##### MATERIAL FOR THE TASK #####

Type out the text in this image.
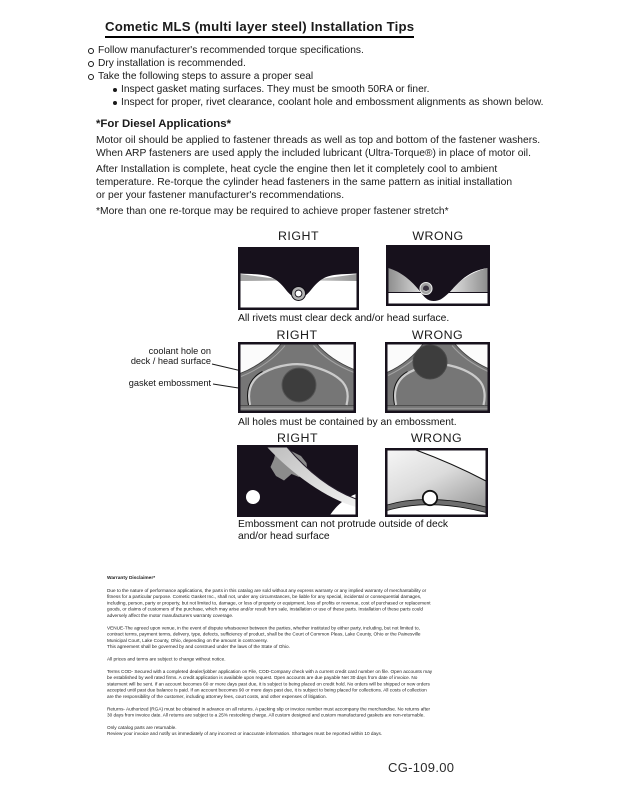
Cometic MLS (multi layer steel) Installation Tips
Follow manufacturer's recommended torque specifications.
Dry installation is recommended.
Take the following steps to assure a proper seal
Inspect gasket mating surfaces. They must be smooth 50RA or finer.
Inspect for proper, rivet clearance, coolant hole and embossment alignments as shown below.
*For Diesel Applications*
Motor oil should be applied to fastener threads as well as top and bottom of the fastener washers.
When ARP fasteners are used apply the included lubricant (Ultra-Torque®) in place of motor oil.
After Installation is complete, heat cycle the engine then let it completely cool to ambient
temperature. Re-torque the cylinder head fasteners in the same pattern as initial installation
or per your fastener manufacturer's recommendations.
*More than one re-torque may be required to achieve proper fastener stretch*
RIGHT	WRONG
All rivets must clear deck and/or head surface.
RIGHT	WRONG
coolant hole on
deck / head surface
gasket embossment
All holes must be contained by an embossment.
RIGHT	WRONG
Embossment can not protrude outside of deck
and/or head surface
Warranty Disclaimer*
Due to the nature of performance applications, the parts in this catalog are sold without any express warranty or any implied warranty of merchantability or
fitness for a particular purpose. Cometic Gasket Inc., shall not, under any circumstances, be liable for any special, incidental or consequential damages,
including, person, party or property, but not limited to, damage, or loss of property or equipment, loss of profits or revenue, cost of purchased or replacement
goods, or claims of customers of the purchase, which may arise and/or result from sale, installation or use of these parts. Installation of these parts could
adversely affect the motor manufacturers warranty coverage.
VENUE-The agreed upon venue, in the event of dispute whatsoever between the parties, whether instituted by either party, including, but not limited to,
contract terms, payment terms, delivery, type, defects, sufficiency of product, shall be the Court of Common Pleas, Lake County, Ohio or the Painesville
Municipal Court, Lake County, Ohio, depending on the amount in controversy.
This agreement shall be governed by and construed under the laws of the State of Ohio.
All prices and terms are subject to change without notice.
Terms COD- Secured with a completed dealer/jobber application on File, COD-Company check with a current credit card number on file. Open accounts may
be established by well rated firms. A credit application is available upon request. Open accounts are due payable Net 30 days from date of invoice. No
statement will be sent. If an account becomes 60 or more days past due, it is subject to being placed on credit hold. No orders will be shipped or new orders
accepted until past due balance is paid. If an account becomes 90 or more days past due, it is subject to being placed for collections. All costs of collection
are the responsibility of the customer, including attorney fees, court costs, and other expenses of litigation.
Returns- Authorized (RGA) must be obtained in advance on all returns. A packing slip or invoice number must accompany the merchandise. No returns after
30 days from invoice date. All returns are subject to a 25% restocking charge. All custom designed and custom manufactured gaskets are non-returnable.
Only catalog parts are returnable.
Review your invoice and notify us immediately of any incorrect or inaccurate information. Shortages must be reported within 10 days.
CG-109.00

#####
##### MATERIAL FOR THE TASK #####

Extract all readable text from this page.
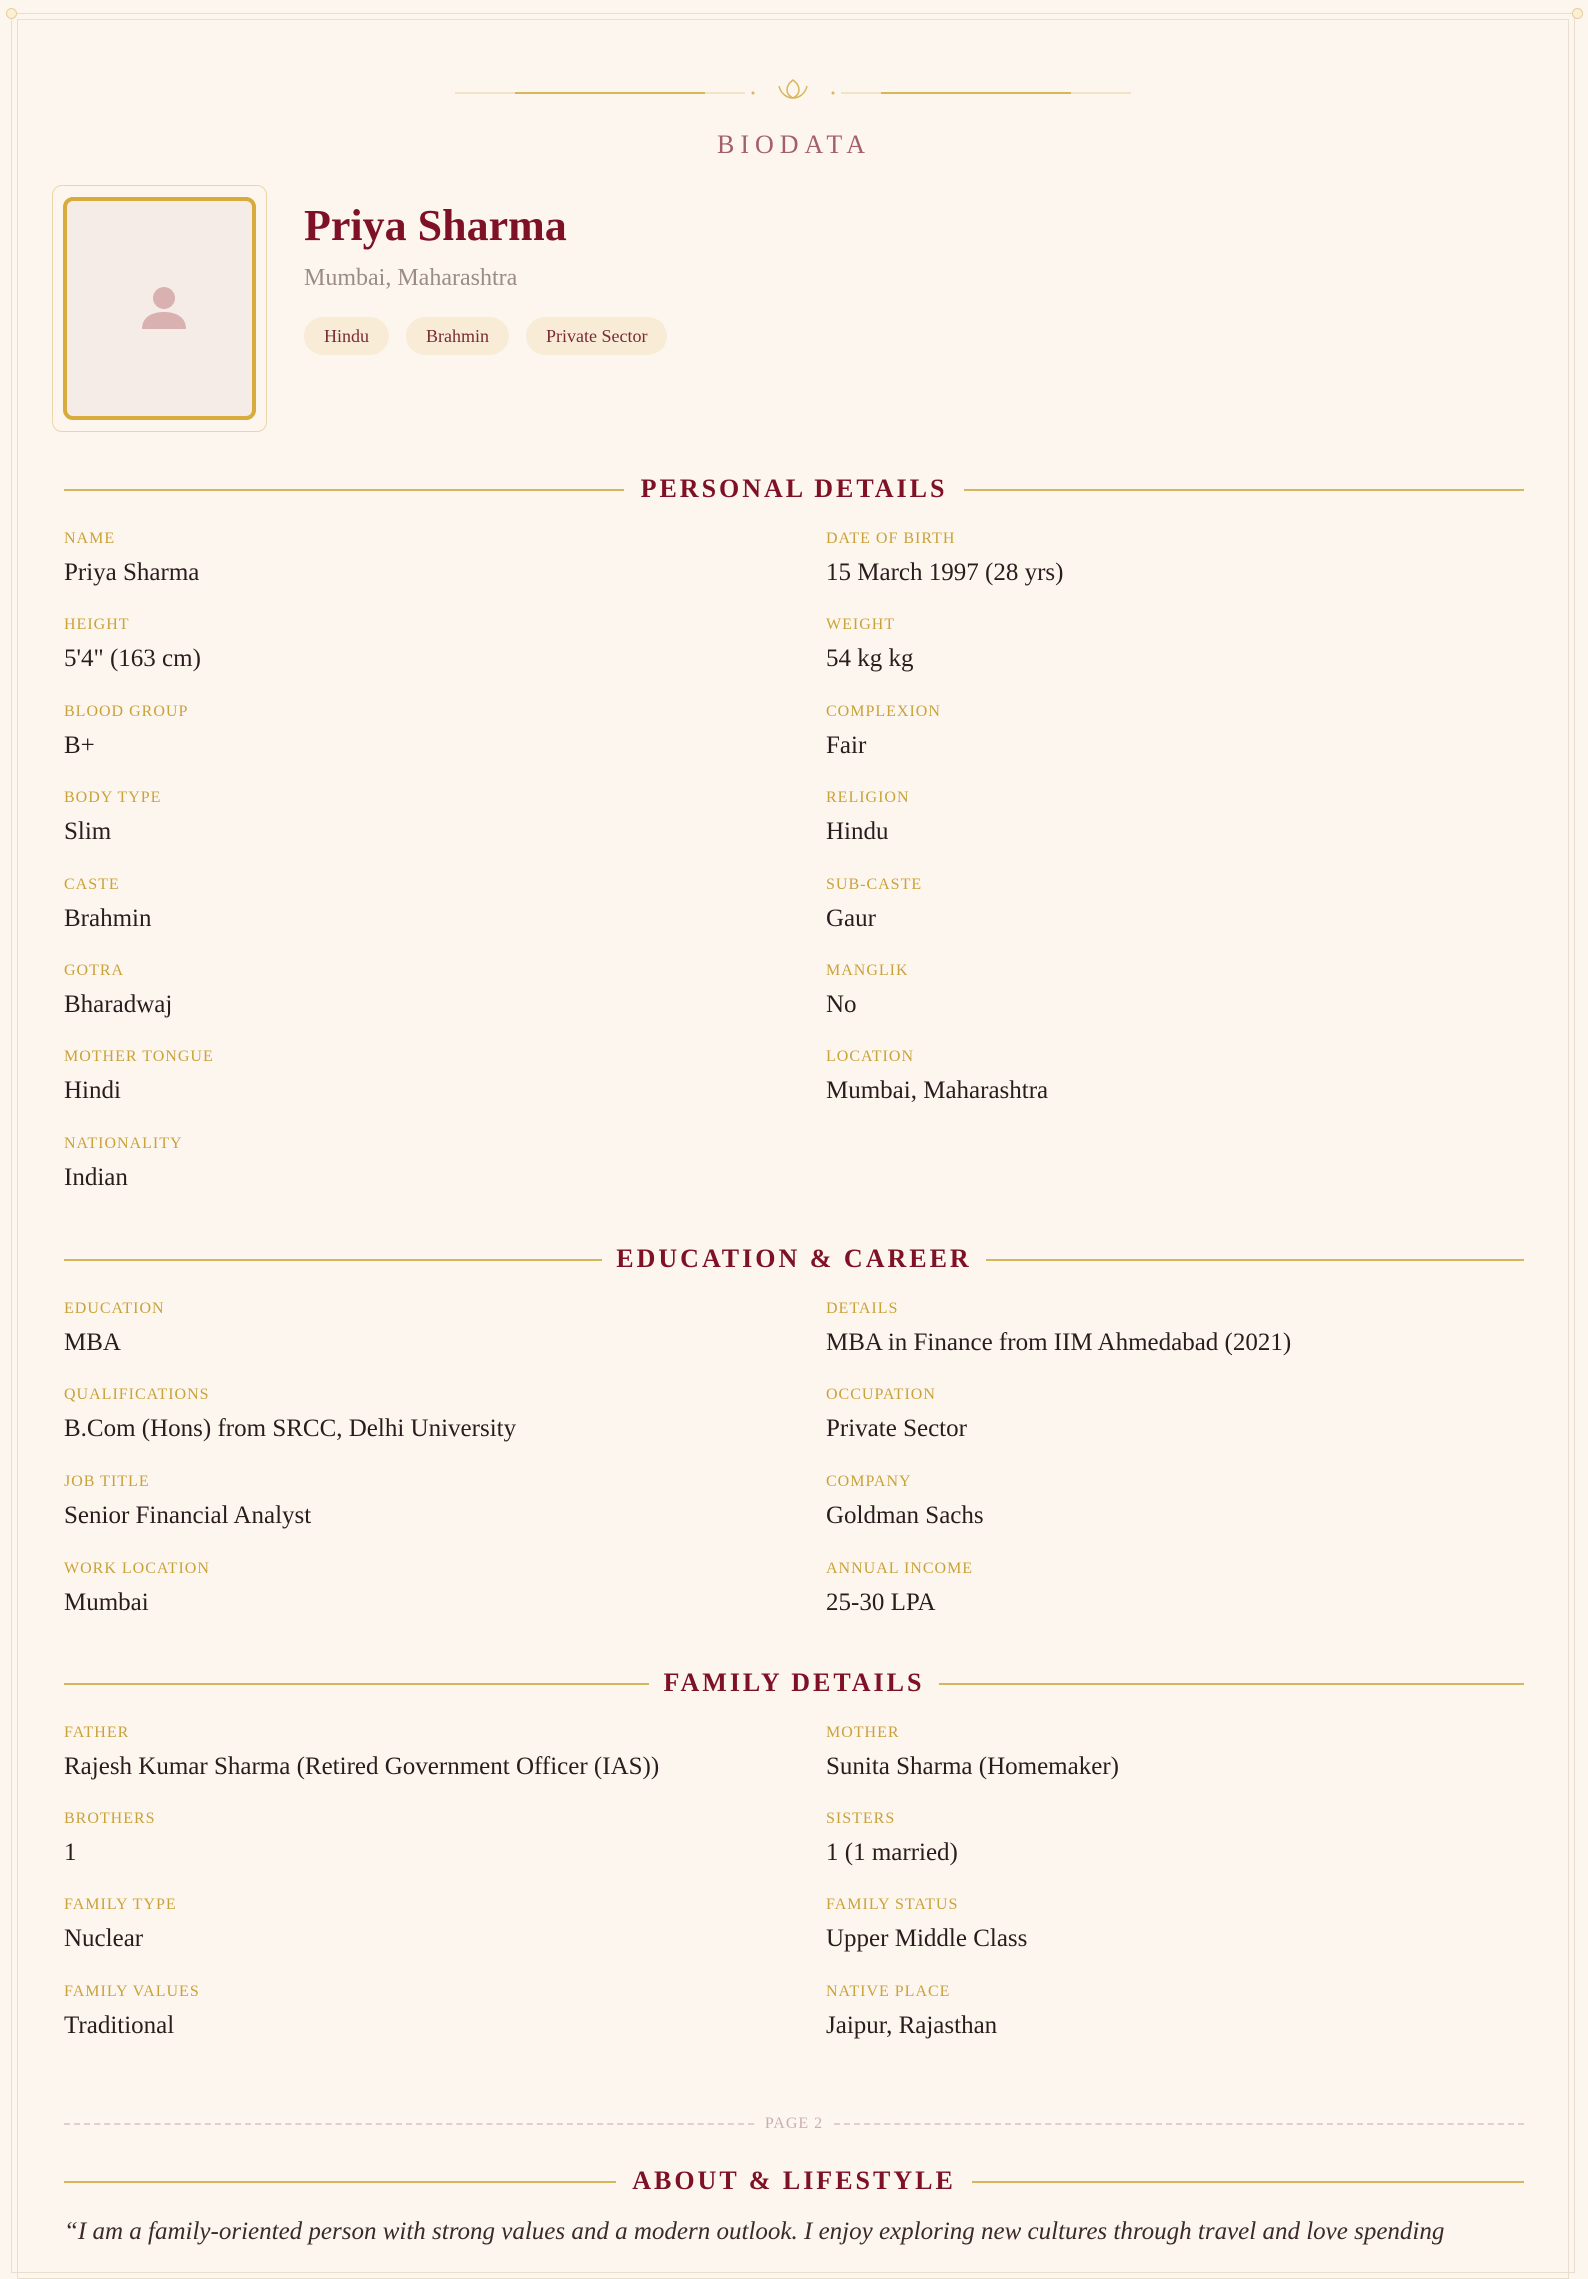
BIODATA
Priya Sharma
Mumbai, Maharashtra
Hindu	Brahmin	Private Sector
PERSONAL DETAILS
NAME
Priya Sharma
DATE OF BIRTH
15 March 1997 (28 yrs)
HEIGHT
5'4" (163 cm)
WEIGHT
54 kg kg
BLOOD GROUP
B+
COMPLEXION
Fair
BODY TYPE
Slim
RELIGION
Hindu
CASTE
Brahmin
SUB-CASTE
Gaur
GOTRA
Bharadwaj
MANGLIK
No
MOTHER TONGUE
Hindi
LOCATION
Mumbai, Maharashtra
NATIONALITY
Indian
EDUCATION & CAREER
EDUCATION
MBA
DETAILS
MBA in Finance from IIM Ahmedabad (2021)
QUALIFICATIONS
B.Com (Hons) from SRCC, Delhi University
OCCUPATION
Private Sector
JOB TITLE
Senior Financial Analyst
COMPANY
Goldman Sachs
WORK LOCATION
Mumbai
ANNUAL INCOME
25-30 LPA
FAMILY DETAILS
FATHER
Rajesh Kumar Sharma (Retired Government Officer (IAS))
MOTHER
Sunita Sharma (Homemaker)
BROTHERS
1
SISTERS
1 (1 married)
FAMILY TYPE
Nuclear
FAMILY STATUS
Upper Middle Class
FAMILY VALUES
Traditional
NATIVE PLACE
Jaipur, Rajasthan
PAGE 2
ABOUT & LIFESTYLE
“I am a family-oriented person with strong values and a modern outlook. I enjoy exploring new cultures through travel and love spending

#####

> WHAT TO WORK ON
Gather every line from the listing above in which "Ohio" appears, and copy those lines.

> WRITTEN RESPONSE
contract terms, payment terms, delivery, type, defects, sufficiency of product, shall be the Court of Common Pleas, Lake County, Ohio or the Painesville
Municipal Court, Lake County, Ohio, depending on the amount in controversy.
This agreement shall be governed by and construed under the laws of the State of Ohio.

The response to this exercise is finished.